## Data supplied

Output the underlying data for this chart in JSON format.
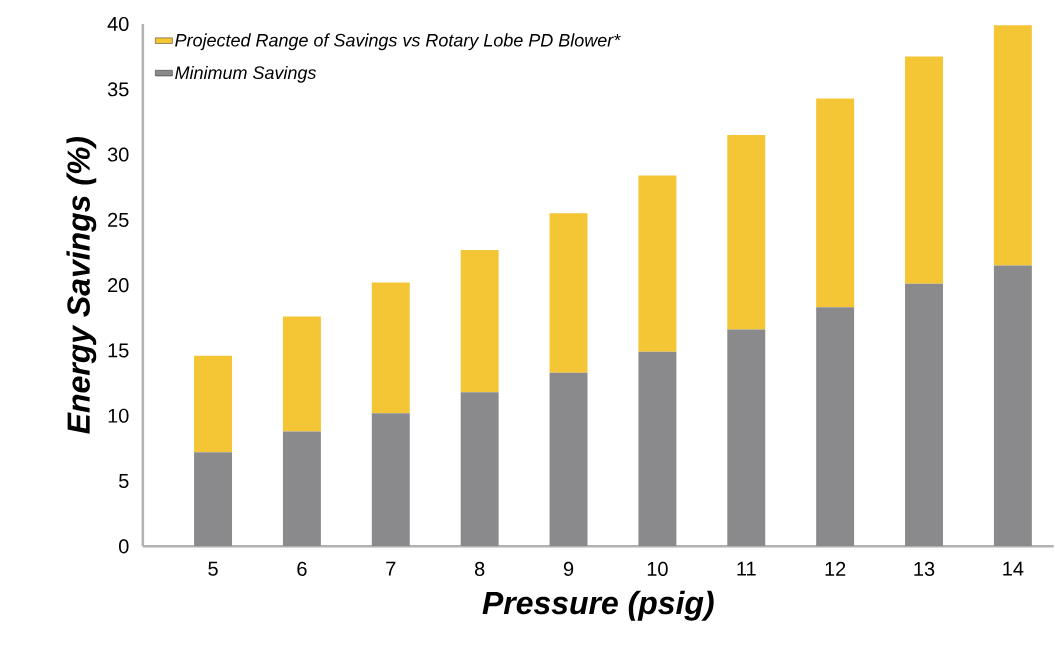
{
  "chart_data": {
    "type": "bar",
    "stacked": true,
    "xlabel": "Pressure (psig)",
    "ylabel": "Energy Savings (%)",
    "categories": [
      "5",
      "6",
      "7",
      "8",
      "9",
      "10",
      "11",
      "12",
      "13",
      "14"
    ],
    "series": [
      {
        "name": "Minimum Savings",
        "color": "#8a8a8c",
        "values": [
          7.2,
          8.8,
          10.2,
          11.8,
          13.3,
          14.9,
          16.6,
          18.3,
          20.1,
          21.5
        ]
      },
      {
        "name": "Projected Range of Savings vs Rotary Lobe PD Blower*",
        "color": "#f4c534",
        "values": [
          7.4,
          8.8,
          10.0,
          10.9,
          12.2,
          13.5,
          14.9,
          16.0,
          17.4,
          18.4
        ]
      }
    ],
    "ylim": [
      0,
      40
    ],
    "yticks": [
      0,
      5,
      10,
      15,
      20,
      25,
      30,
      35,
      40
    ],
    "grid": false,
    "legend": "top left"
  }
}
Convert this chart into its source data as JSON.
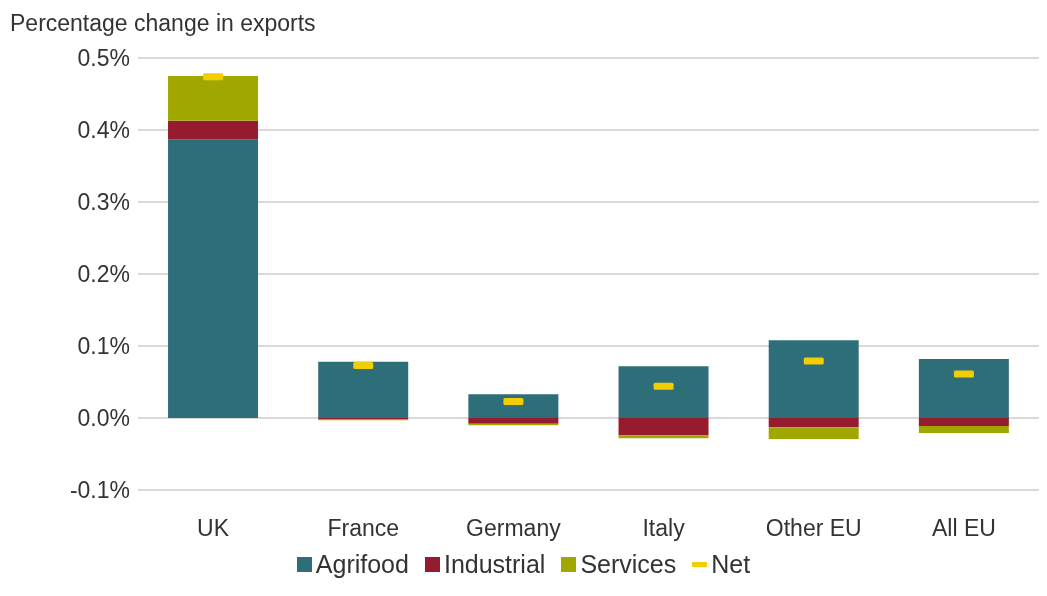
{
  "chart_data": {
    "type": "bar",
    "stacked": true,
    "ylabel": "Percentage change in exports",
    "categories": [
      "UK",
      "France",
      "Germany",
      "Italy",
      "Other EU",
      "All EU"
    ],
    "series": [
      {
        "name": "Agrifood",
        "color": "#2e6e78",
        "values": [
          0.387,
          0.078,
          0.033,
          0.072,
          0.108,
          0.082
        ]
      },
      {
        "name": "Industrial",
        "color": "#951c2f",
        "values": [
          0.026,
          -0.002,
          -0.008,
          -0.024,
          -0.013,
          -0.011
        ]
      },
      {
        "name": "Services",
        "color": "#a0a800",
        "values": [
          0.062,
          -0.001,
          -0.002,
          -0.004,
          -0.016,
          -0.01
        ]
      },
      {
        "name": "Net",
        "type": "scatter",
        "color": "#f2cd00",
        "values": [
          0.474,
          0.073,
          0.023,
          0.044,
          0.079,
          0.061
        ]
      }
    ],
    "ylim": [
      -0.1,
      0.5
    ],
    "yticks": [
      {
        "value": -0.1,
        "label": "-0.1%"
      },
      {
        "value": 0,
        "label": "0.0%"
      },
      {
        "value": 0.1,
        "label": "0.1%"
      },
      {
        "value": 0.2,
        "label": "0.2%"
      },
      {
        "value": 0.3,
        "label": "0.3%"
      },
      {
        "value": 0.4,
        "label": "0.4%"
      },
      {
        "value": 0.5,
        "label": "0.5%"
      }
    ],
    "grid": "y",
    "legend": "bottom"
  }
}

## What is required
Every line above should be repeated exactly; pictures stay out of the copy.

## Response to this exercise
Output the underlying data for this chart in JSON format.
{
  "chart_data": {
    "type": "bar",
    "stacked": true,
    "xlabel": "Pressure (psig)",
    "ylabel": "Energy Savings (%)",
    "categories": [
      "5",
      "6",
      "7",
      "8",
      "9",
      "10",
      "11",
      "12",
      "13",
      "14"
    ],
    "series": [
      {
        "name": "Minimum Savings",
        "color": "#8a8a8c",
        "values": [
          7.2,
          8.8,
          10.2,
          11.8,
          13.3,
          14.9,
          16.6,
          18.3,
          20.1,
          21.5
        ]
      },
      {
        "name": "Projected Range of Savings vs Rotary Lobe PD Blower*",
        "color": "#f4c534",
        "values": [
          7.4,
          8.8,
          10.0,
          10.9,
          12.2,
          13.5,
          14.9,
          16.0,
          17.4,
          18.4
        ]
      }
    ],
    "ylim": [
      0,
      40
    ],
    "yticks": [
      0,
      5,
      10,
      15,
      20,
      25,
      30,
      35,
      40
    ],
    "grid": false,
    "legend": "top left"
  }
}
Convert this chart into its source data as JSON.
{
  "chart_data": {
    "type": "bar",
    "stacked": true,
    "ylabel": "Percentage change in exports",
    "categories": [
      "UK",
      "France",
      "Germany",
      "Italy",
      "Other EU",
      "All EU"
    ],
    "series": [
      {
        "name": "Agrifood",
        "color": "#2e6e78",
        "values": [
          0.387,
          0.078,
          0.033,
          0.072,
          0.108,
          0.082
        ]
      },
      {
        "name": "Industrial",
        "color": "#951c2f",
        "values": [
          0.026,
          -0.002,
          -0.008,
          -0.024,
          -0.013,
          -0.011
        ]
      },
      {
        "name": "Services",
        "color": "#a0a800",
        "values": [
          0.062,
          -0.001,
          -0.002,
          -0.004,
          -0.016,
          -0.01
        ]
      },
      {
        "name": "Net",
        "type": "scatter",
        "color": "#f2cd00",
        "values": [
          0.474,
          0.073,
          0.023,
          0.044,
          0.079,
          0.061
        ]
      }
    ],
    "ylim": [
      -0.1,
      0.5
    ],
    "yticks": [
      {
        "value": -0.1,
        "label": "-0.1%"
      },
      {
        "value": 0,
        "label": "0.0%"
      },
      {
        "value": 0.1,
        "label": "0.1%"
      },
      {
        "value": 0.2,
        "label": "0.2%"
      },
      {
        "value": 0.3,
        "label": "0.3%"
      },
      {
        "value": 0.4,
        "label": "0.4%"
      },
      {
        "value": 0.5,
        "label": "0.5%"
      }
    ],
    "grid": "y",
    "legend": "bottom"
  }
}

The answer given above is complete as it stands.